DIRECTIONS: Copy every line of the data that contains the string "Average".

--- Start of MATERIALS PROVIDED ---

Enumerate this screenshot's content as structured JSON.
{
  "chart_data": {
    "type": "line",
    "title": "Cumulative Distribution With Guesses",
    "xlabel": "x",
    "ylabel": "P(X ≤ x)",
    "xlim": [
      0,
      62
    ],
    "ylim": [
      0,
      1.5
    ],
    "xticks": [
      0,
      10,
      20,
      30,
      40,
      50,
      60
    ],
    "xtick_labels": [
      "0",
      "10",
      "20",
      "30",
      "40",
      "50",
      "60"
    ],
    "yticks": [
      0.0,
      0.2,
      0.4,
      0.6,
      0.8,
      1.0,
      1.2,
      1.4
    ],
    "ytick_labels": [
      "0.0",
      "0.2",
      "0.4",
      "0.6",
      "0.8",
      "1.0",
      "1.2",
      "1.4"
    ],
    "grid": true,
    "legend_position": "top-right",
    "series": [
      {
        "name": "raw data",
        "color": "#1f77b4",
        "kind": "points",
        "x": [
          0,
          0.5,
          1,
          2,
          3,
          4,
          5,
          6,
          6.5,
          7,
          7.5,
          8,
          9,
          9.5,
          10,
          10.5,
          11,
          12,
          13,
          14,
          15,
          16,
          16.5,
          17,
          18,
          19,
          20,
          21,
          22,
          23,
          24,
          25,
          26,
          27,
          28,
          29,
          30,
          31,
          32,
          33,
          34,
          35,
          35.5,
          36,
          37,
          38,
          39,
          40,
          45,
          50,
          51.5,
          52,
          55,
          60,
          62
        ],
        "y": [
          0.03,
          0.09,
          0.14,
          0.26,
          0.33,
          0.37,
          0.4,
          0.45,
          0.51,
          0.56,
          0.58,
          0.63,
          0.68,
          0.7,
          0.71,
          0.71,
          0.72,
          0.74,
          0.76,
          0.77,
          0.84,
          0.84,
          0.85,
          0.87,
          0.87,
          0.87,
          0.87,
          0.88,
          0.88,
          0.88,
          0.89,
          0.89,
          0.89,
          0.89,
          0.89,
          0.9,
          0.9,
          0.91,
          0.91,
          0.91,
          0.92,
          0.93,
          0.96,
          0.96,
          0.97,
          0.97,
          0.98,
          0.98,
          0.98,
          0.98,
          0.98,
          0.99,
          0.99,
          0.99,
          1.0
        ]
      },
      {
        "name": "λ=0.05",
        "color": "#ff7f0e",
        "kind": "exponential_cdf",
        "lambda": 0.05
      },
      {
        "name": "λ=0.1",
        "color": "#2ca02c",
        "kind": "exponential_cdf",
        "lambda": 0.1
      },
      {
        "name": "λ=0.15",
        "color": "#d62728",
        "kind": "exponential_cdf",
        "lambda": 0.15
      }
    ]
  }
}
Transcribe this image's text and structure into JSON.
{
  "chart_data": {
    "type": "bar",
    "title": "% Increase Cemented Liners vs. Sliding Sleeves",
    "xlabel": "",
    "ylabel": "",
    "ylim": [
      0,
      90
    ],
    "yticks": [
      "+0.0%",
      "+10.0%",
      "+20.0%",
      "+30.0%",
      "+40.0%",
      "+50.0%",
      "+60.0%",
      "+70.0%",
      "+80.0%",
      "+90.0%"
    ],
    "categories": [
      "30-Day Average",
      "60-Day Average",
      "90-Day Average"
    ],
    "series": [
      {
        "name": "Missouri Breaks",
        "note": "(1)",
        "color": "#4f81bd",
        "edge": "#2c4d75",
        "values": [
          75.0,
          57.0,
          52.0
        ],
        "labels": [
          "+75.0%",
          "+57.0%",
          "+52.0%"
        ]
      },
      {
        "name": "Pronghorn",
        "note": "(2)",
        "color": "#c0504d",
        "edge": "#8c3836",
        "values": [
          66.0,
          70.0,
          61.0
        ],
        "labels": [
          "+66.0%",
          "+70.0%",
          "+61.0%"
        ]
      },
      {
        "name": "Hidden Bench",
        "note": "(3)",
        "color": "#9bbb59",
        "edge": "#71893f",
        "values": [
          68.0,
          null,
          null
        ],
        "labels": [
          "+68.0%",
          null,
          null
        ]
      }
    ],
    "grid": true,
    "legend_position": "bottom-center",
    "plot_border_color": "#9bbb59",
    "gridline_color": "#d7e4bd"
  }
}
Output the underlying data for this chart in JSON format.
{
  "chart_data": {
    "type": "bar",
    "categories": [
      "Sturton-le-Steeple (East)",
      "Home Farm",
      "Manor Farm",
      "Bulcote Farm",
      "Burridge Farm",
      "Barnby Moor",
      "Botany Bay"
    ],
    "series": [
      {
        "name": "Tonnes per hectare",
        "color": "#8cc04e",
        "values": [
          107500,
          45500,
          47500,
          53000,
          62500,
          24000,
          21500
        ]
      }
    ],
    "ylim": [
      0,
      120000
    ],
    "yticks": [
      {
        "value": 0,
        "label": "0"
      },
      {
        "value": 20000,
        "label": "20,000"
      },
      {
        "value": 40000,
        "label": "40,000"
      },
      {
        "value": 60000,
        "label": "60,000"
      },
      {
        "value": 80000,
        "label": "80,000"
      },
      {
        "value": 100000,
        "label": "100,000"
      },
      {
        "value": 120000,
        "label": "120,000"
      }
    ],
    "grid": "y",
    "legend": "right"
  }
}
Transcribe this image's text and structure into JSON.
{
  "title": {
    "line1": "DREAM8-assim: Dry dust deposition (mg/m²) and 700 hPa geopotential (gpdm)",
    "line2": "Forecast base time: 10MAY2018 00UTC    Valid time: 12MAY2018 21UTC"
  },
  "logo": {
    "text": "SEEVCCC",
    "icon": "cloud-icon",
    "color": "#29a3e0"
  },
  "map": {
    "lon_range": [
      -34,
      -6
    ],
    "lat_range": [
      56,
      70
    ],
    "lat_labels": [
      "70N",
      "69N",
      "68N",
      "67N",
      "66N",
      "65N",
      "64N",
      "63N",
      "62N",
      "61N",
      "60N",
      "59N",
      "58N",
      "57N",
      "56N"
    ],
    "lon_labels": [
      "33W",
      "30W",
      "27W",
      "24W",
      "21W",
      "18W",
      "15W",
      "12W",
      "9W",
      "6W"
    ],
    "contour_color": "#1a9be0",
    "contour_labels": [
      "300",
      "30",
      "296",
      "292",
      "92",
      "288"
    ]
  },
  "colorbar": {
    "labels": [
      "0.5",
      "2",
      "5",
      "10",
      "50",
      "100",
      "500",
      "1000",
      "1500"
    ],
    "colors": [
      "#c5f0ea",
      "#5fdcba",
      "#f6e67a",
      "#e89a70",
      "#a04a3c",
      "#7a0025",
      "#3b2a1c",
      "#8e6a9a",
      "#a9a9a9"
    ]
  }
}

--- End of MATERIALS PROVIDED ---

REPLY TO THE EXERCISE:
      "30-Day Average",
      "60-Day Average",
      "90-Day Average"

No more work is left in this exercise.